TASK TO CARRY OUT: Copy out the listing that follows, exact in every word, and skip the images.

INPUT MATERIAL:
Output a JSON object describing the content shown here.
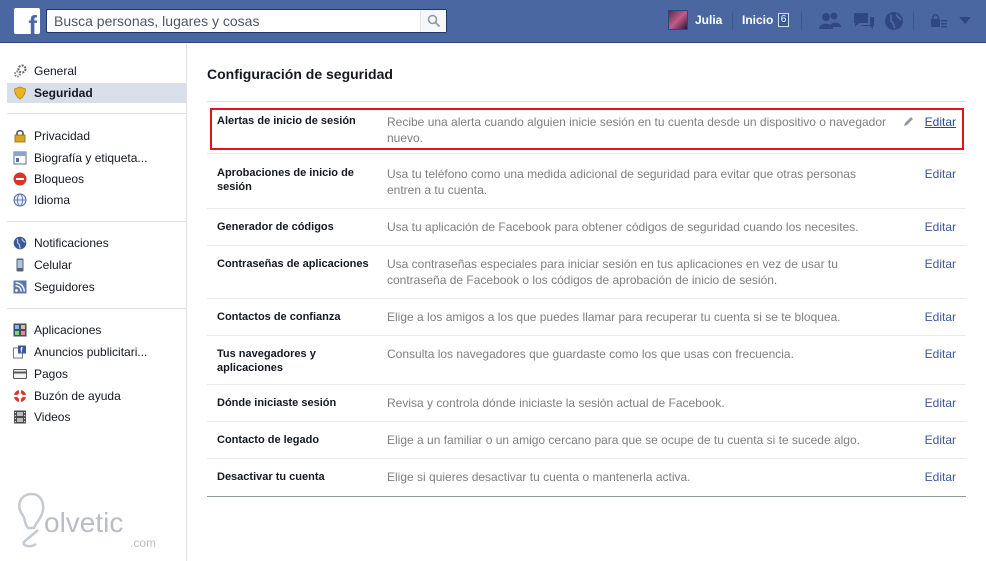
{
  "topbar": {
    "logo": "f",
    "search_placeholder": "Busca personas, lugares y cosas",
    "profile_name": "Julia",
    "home_label": "Inicio",
    "home_count": "6",
    "icons": [
      "friend-requests-icon",
      "messages-icon",
      "notifications-globe-icon",
      "privacy-shortcuts-icon",
      "account-menu-icon"
    ]
  },
  "sidebar": {
    "items": [
      {
        "label": "General",
        "icon": "gears-icon"
      },
      {
        "label": "Seguridad",
        "icon": "shield-icon"
      },
      {
        "label": "Privacidad",
        "icon": "lock-icon"
      },
      {
        "label": "Biografía y etiqueta...",
        "icon": "timeline-icon"
      },
      {
        "label": "Bloqueos",
        "icon": "block-icon"
      },
      {
        "label": "Idioma",
        "icon": "globe-icon"
      },
      {
        "label": "Notificaciones",
        "icon": "globe-notifications-icon"
      },
      {
        "label": "Celular",
        "icon": "phone-icon"
      },
      {
        "label": "Seguidores",
        "icon": "rss-icon"
      },
      {
        "label": "Aplicaciones",
        "icon": "apps-icon"
      },
      {
        "label": "Anuncios publicitari...",
        "icon": "ads-icon"
      },
      {
        "label": "Pagos",
        "icon": "payments-icon"
      },
      {
        "label": "Buzón de ayuda",
        "icon": "lifebuoy-icon"
      },
      {
        "label": "Videos",
        "icon": "film-icon"
      }
    ]
  },
  "main": {
    "title": "Configuración de seguridad",
    "edit_label": "Editar",
    "rows": [
      {
        "label": "Alertas de inicio de sesión",
        "desc": "Recibe una alerta cuando alguien inicie sesión en tu cuenta desde un dispositivo o navegador nuevo."
      },
      {
        "label": "Aprobaciones de inicio de sesión",
        "desc": "Usa tu teléfono como una medida adicional de seguridad para evitar que otras personas entren a tu cuenta."
      },
      {
        "label": "Generador de códigos",
        "desc": "Usa tu aplicación de Facebook para obtener códigos de seguridad cuando los necesites."
      },
      {
        "label": "Contraseñas de aplicaciones",
        "desc": "Usa contraseñas especiales para iniciar sesión en tus aplicaciones en vez de usar tu contraseña de Facebook o los códigos de aprobación de inicio de sesión."
      },
      {
        "label": "Contactos de confianza",
        "desc": "Elige a los amigos a los que puedes llamar para recuperar tu cuenta si se te bloquea."
      },
      {
        "label": "Tus navegadores y aplicaciones",
        "desc": "Consulta los navegadores que guardaste como los que usas con frecuencia."
      },
      {
        "label": "Dónde iniciaste sesión",
        "desc": "Revisa y controla dónde iniciaste la sesión actual de Facebook."
      },
      {
        "label": "Contacto de legado",
        "desc": "Elige a un familiar o un amigo cercano para que se ocupe de tu cuenta si te sucede algo."
      },
      {
        "label": "Desactivar tu cuenta",
        "desc": "Elige si quieres desactivar tu cuenta o mantenerla activa."
      }
    ]
  },
  "watermark": {
    "text": "olvetic",
    "suffix": ".com"
  },
  "colors": {
    "topbar": "#4b67a1",
    "link": "#3b5998",
    "highlight": "#e4141c",
    "active_item": "#d8dfea"
  }
}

RESULT FOR THIS TASK:
Output a JSON object describing the content shown here.
{
  "topbar": {
    "logo": "f",
    "search_placeholder": "Busca personas, lugares y cosas",
    "profile_name": "Julia",
    "home_label": "Inicio",
    "home_count": "6",
    "icons": [
      "friend-requests-icon",
      "messages-icon",
      "notifications-globe-icon",
      "privacy-shortcuts-icon",
      "account-menu-icon"
    ]
  },
  "sidebar": {
    "items": [
      {
        "label": "General",
        "icon": "gears-icon"
      },
      {
        "label": "Seguridad",
        "icon": "shield-icon"
      },
      {
        "label": "Privacidad",
        "icon": "lock-icon"
      },
      {
        "label": "Biografía y etiqueta...",
        "icon": "timeline-icon"
      },
      {
        "label": "Bloqueos",
        "icon": "block-icon"
      },
      {
        "label": "Idioma",
        "icon": "globe-icon"
      },
      {
        "label": "Notificaciones",
        "icon": "globe-notifications-icon"
      },
      {
        "label": "Celular",
        "icon": "phone-icon"
      },
      {
        "label": "Seguidores",
        "icon": "rss-icon"
      },
      {
        "label": "Aplicaciones",
        "icon": "apps-icon"
      },
      {
        "label": "Anuncios publicitari...",
        "icon": "ads-icon"
      },
      {
        "label": "Pagos",
        "icon": "payments-icon"
      },
      {
        "label": "Buzón de ayuda",
        "icon": "lifebuoy-icon"
      },
      {
        "label": "Videos",
        "icon": "film-icon"
      }
    ]
  },
  "main": {
    "title": "Configuración de seguridad",
    "edit_label": "Editar",
    "rows": [
      {
        "label": "Alertas de inicio de sesión",
        "desc": "Recibe una alerta cuando alguien inicie sesión en tu cuenta desde un dispositivo o navegador nuevo."
      },
      {
        "label": "Aprobaciones de inicio de sesión",
        "desc": "Usa tu teléfono como una medida adicional de seguridad para evitar que otras personas entren a tu cuenta."
      },
      {
        "label": "Generador de códigos",
        "desc": "Usa tu aplicación de Facebook para obtener códigos de seguridad cuando los necesites."
      },
      {
        "label": "Contraseñas de aplicaciones",
        "desc": "Usa contraseñas especiales para iniciar sesión en tus aplicaciones en vez de usar tu contraseña de Facebook o los códigos de aprobación de inicio de sesión."
      },
      {
        "label": "Contactos de confianza",
        "desc": "Elige a los amigos a los que puedes llamar para recuperar tu cuenta si se te bloquea."
      },
      {
        "label": "Tus navegadores y aplicaciones",
        "desc": "Consulta los navegadores que guardaste como los que usas con frecuencia."
      },
      {
        "label": "Dónde iniciaste sesión",
        "desc": "Revisa y controla dónde iniciaste la sesión actual de Facebook."
      },
      {
        "label": "Contacto de legado",
        "desc": "Elige a un familiar o un amigo cercano para que se ocupe de tu cuenta si te sucede algo."
      },
      {
        "label": "Desactivar tu cuenta",
        "desc": "Elige si quieres desactivar tu cuenta o mantenerla activa."
      }
    ]
  },
  "watermark": {
    "text": "olvetic",
    "suffix": ".com"
  },
  "colors": {
    "topbar": "#4b67a1",
    "link": "#3b5998",
    "highlight": "#e4141c",
    "active_item": "#d8dfea"
  }
}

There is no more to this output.